Exercise description — Please output, character for character, the lines between the one holding "dorsal-column-streaks [849, 679, 1181, 901]" and the one holding "label-ventral-corticospinal-2: tract [1475, 1263, 1584, 1319]", inclusive. Give nothing else from the entries.

----

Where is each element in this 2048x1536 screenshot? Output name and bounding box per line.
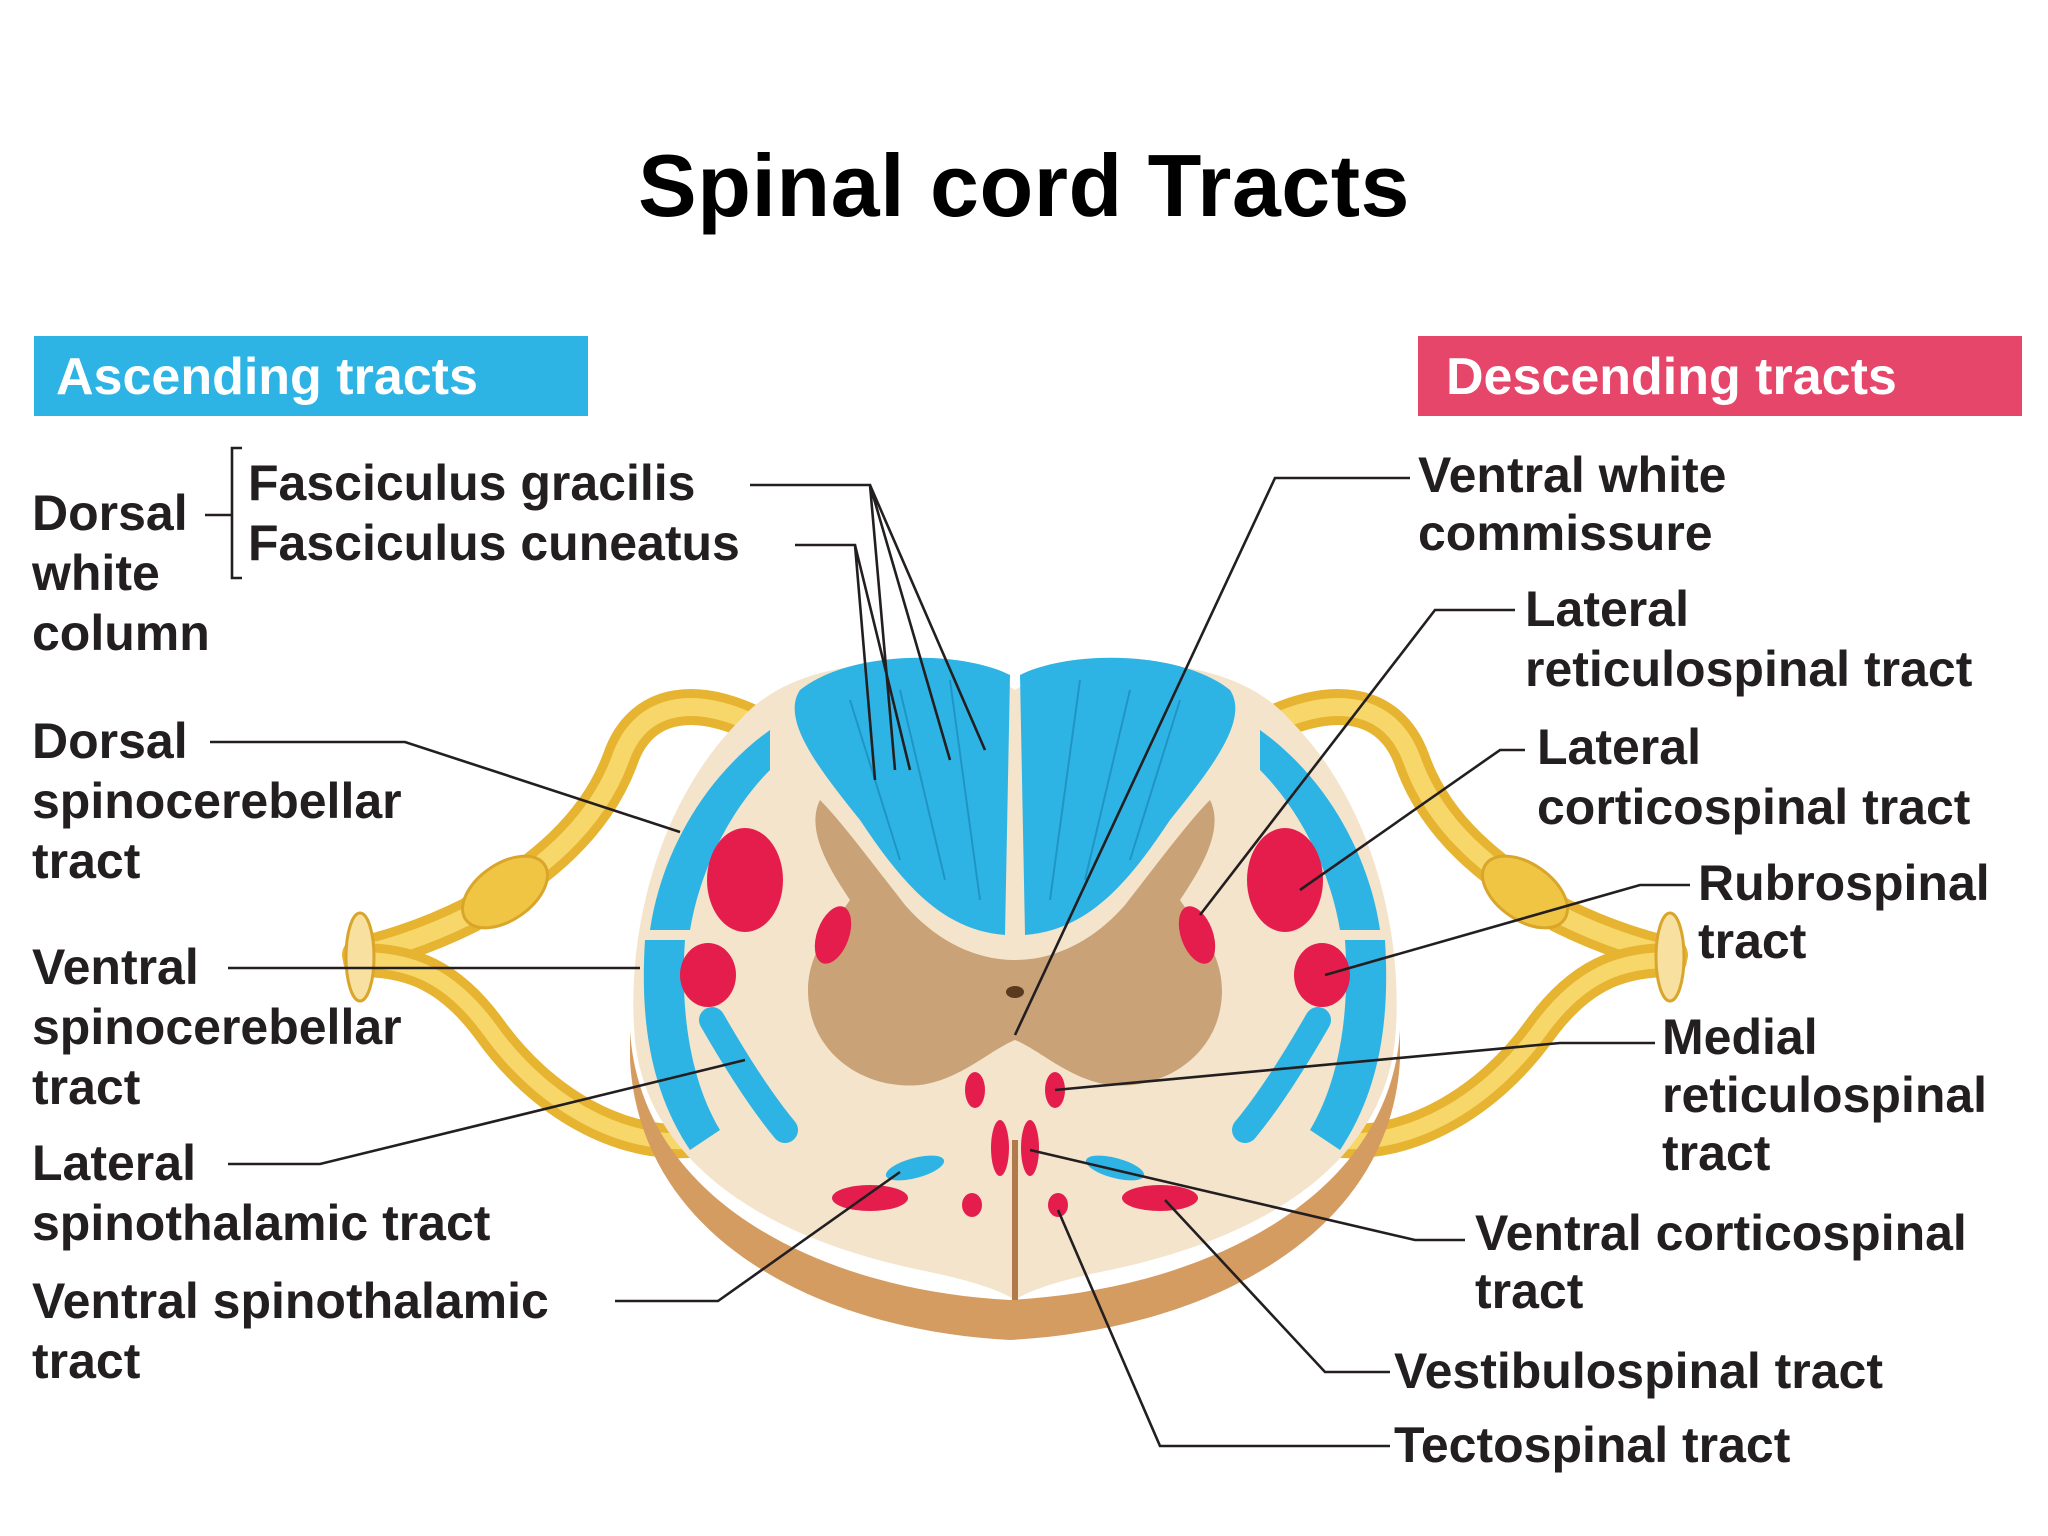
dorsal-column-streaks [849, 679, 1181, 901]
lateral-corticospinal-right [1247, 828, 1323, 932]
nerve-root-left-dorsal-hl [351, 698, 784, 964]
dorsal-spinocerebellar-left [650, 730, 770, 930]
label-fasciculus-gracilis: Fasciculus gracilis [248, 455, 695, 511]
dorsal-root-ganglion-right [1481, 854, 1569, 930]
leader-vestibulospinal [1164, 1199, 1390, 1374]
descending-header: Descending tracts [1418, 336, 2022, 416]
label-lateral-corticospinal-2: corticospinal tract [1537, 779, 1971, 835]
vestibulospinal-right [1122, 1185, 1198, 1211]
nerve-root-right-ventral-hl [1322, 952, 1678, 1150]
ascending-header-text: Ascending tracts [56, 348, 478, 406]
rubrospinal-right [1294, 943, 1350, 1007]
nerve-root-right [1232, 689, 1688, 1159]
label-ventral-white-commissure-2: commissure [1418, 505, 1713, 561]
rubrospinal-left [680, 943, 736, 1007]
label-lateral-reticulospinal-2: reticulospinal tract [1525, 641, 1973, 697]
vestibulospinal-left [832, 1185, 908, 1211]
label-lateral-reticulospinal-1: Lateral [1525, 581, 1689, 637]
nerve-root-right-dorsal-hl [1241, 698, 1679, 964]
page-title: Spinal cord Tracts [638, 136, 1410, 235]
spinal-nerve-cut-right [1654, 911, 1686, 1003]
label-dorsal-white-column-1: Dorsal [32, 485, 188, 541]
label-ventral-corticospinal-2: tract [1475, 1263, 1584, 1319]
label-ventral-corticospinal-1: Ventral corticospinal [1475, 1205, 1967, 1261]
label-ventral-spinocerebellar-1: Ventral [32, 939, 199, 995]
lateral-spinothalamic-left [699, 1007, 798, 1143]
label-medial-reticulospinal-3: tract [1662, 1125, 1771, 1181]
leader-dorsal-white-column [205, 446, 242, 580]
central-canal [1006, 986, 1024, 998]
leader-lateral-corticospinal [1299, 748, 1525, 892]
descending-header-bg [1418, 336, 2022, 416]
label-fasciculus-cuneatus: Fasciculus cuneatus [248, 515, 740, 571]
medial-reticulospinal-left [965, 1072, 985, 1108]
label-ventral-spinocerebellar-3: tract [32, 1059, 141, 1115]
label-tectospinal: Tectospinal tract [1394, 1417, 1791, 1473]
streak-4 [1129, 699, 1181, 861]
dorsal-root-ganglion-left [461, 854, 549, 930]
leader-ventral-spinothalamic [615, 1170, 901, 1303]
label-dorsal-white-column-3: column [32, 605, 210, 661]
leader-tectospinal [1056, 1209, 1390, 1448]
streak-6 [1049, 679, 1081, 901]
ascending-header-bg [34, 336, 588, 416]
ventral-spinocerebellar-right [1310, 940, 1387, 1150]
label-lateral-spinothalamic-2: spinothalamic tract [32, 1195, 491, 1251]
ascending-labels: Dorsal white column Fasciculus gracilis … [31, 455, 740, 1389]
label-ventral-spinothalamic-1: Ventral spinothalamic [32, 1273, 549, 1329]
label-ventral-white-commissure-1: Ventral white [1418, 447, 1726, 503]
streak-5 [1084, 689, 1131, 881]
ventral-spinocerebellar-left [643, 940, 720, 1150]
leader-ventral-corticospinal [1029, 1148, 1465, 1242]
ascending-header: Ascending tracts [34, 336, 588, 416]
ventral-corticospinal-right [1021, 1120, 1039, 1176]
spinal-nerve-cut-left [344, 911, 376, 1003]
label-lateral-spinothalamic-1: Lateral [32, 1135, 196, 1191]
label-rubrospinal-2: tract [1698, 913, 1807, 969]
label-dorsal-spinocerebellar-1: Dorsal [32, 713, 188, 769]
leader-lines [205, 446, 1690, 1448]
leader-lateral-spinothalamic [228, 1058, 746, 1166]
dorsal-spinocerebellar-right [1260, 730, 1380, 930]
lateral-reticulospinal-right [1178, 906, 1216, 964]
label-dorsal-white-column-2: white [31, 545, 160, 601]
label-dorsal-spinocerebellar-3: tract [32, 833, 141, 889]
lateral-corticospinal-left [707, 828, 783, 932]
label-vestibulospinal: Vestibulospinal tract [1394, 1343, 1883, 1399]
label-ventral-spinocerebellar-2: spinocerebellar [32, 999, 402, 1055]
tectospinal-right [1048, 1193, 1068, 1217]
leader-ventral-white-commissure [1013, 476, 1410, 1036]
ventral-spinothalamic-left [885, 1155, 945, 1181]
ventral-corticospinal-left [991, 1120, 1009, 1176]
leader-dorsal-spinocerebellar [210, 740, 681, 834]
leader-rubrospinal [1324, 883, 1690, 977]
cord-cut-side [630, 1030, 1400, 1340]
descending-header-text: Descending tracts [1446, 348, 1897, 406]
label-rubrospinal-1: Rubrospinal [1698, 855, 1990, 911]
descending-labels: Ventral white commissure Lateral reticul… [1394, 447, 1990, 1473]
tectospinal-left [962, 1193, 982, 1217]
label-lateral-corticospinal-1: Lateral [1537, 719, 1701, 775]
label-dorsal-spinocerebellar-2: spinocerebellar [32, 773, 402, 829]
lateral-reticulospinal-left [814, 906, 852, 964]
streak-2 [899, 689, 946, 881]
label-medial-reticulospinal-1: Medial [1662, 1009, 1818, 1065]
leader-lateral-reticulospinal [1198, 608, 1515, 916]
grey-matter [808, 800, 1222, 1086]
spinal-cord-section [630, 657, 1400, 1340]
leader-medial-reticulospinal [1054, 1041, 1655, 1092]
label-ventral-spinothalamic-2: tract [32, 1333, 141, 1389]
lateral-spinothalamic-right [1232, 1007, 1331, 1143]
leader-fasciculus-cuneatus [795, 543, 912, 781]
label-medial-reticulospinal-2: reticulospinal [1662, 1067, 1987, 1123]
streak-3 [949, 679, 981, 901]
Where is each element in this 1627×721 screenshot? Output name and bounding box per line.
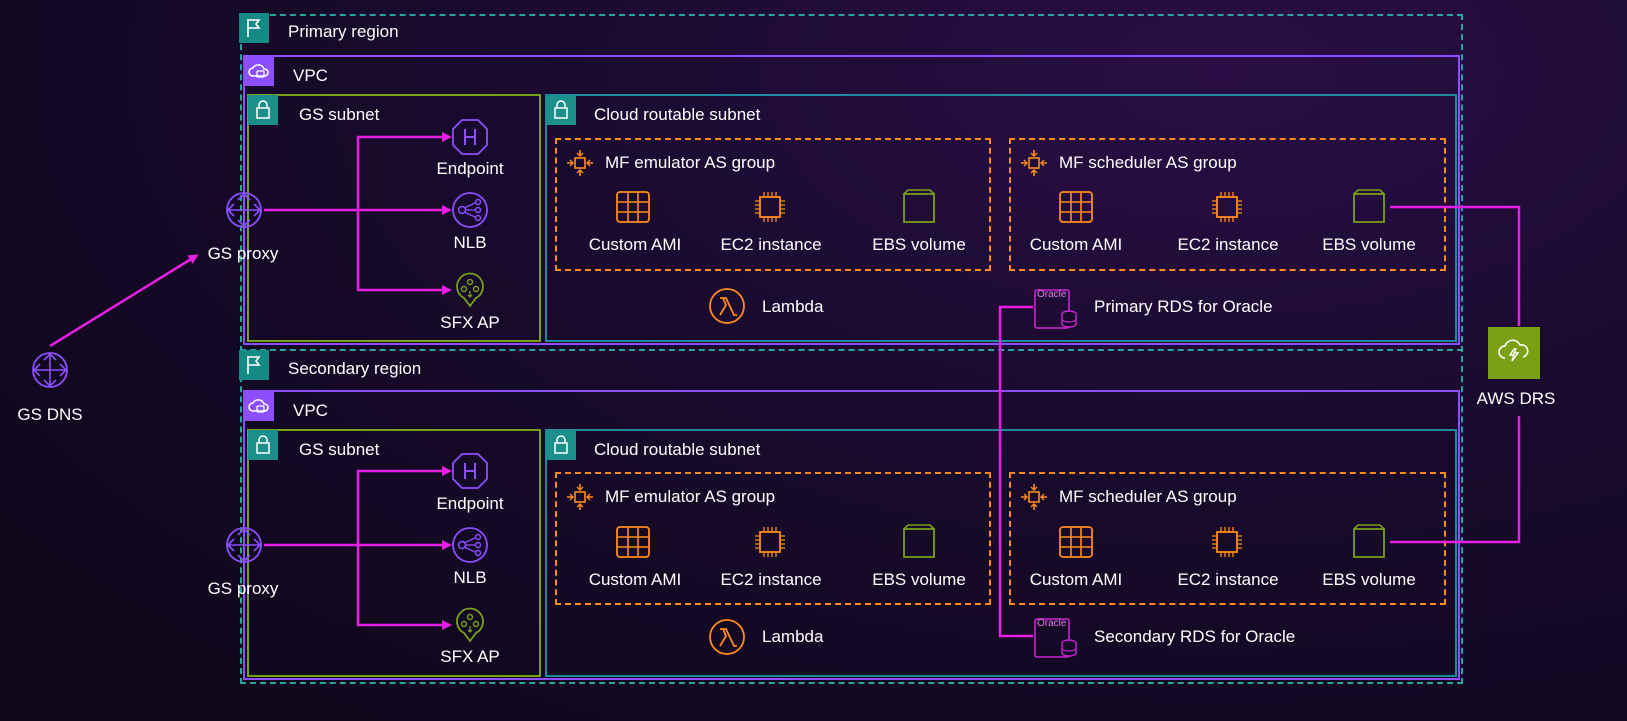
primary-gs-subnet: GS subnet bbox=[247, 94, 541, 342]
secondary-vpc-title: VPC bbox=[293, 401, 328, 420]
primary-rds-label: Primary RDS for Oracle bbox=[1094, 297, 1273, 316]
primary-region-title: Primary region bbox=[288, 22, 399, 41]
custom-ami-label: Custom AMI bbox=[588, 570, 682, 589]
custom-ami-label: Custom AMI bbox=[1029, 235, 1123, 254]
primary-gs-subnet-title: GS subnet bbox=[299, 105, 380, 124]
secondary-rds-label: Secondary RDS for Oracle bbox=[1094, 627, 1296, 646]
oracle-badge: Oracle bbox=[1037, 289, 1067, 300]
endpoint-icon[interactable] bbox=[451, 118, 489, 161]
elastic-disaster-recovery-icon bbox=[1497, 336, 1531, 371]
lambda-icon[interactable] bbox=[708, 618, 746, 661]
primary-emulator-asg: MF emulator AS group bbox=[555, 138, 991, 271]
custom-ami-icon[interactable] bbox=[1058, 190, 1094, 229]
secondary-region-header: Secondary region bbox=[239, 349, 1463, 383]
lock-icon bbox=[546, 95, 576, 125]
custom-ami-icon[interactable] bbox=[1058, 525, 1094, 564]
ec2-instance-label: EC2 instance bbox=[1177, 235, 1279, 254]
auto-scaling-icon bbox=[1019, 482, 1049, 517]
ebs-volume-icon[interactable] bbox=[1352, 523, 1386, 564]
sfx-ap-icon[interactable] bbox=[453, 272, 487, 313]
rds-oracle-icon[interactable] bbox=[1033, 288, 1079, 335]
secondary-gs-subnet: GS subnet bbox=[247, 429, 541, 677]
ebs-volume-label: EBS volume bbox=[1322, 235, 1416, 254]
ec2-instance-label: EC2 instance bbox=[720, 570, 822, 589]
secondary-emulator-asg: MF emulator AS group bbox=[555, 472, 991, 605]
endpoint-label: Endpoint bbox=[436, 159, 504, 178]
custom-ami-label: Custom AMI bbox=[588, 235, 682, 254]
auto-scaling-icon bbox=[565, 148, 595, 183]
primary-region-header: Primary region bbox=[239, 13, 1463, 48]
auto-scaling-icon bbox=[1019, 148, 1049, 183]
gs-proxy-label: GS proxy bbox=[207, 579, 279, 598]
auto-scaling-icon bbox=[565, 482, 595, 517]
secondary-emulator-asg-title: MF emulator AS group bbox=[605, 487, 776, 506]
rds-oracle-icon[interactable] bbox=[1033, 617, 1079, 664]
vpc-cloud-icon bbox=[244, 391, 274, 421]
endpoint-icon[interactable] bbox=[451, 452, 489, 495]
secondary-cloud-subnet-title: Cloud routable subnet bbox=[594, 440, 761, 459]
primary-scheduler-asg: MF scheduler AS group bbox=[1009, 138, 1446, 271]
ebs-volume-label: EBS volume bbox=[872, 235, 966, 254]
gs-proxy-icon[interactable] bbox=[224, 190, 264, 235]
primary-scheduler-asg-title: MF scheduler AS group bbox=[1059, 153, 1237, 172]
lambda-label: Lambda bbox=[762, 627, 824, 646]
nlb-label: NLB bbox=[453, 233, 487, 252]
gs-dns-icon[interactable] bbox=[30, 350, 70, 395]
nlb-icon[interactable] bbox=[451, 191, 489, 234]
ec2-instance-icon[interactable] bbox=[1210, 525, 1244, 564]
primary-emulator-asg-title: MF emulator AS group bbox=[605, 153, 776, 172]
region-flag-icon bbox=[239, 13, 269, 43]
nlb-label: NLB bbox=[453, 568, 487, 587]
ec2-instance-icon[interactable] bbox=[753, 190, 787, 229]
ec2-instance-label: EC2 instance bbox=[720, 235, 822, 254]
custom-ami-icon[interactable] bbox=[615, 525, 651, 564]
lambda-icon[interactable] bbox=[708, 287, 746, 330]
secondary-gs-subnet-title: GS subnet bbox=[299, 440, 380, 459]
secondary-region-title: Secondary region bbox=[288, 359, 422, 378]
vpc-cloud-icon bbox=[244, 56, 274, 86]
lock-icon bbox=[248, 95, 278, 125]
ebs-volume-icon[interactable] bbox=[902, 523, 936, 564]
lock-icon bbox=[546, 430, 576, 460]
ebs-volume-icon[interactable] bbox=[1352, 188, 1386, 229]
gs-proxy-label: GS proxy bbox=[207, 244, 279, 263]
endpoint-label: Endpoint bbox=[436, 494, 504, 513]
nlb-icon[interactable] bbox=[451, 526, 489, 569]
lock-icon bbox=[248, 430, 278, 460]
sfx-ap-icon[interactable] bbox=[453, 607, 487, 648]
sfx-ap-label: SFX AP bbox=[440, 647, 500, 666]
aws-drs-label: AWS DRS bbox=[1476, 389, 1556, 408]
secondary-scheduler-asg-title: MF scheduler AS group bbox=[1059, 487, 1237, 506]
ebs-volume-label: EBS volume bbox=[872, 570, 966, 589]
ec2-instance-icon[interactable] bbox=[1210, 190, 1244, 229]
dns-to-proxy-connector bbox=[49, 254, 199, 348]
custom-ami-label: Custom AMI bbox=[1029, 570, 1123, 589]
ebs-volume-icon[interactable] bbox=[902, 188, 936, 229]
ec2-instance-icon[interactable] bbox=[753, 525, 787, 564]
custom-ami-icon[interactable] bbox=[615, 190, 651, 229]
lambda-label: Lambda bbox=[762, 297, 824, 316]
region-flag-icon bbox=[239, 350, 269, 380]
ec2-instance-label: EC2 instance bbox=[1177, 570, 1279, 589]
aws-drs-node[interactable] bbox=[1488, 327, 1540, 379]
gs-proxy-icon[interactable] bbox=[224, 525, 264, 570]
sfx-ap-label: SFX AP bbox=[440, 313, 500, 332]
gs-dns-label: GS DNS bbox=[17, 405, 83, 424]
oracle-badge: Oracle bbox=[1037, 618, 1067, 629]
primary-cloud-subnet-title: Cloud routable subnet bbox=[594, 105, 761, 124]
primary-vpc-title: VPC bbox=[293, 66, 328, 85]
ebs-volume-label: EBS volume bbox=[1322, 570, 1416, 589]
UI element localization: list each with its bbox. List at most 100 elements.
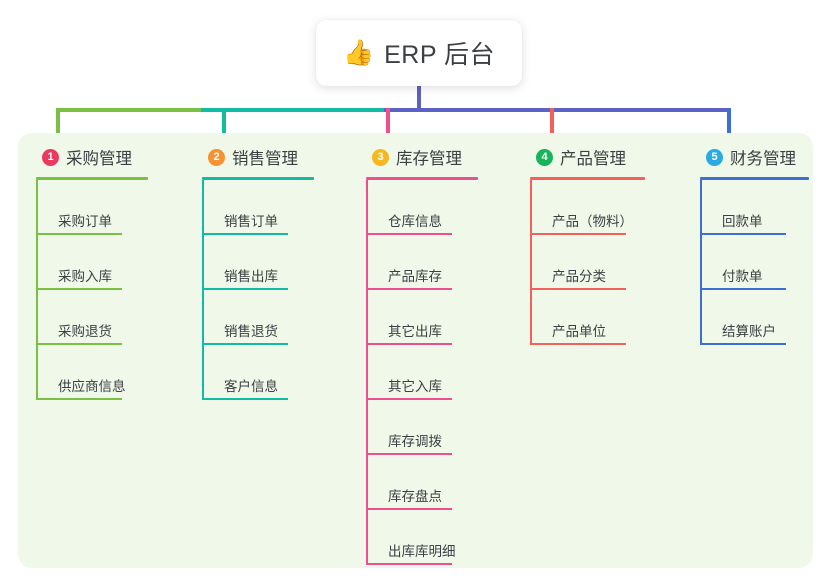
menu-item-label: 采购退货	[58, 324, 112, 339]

----

Output below —
dorsal-column-streaks [849, 679, 1181, 901]
lateral-corticospinal-right [1247, 828, 1323, 932]
nerve-root-left-dorsal-hl [351, 698, 784, 964]
dorsal-spinocerebellar-left [650, 730, 770, 930]
label-fasciculus-gracilis: Fasciculus gracilis [248, 455, 695, 511]
dorsal-root-ganglion-right [1481, 854, 1569, 930]
leader-vestibulospinal [1164, 1199, 1390, 1374]
descending-header: Descending tracts [1418, 336, 2022, 416]
label-lateral-corticospinal-2: corticospinal tract [1537, 779, 1971, 835]
vestibulospinal-right [1122, 1185, 1198, 1211]
nerve-root-right-ventral-hl [1322, 952, 1678, 1150]
ascending-header-text: Ascending tracts [56, 348, 478, 406]
rubrospinal-right [1294, 943, 1350, 1007]
nerve-root-right [1232, 689, 1688, 1159]
label-ventral-white-commissure-2: commissure [1418, 505, 1713, 561]
rubrospinal-left [680, 943, 736, 1007]
label-lateral-reticulospinal-2: reticulospinal tract [1525, 641, 1973, 697]
vestibulospinal-left [832, 1185, 908, 1211]
label-lateral-reticulospinal-1: Lateral [1525, 581, 1689, 637]
nerve-root-right-dorsal-hl [1241, 698, 1679, 964]
page-title: Spinal cord Tracts [638, 136, 1410, 235]
spinal-nerve-cut-right [1654, 911, 1686, 1003]
label-dorsal-white-column-1: Dorsal [32, 485, 188, 541]
label-ventral-corticospinal-2: tract [1475, 1263, 1584, 1319]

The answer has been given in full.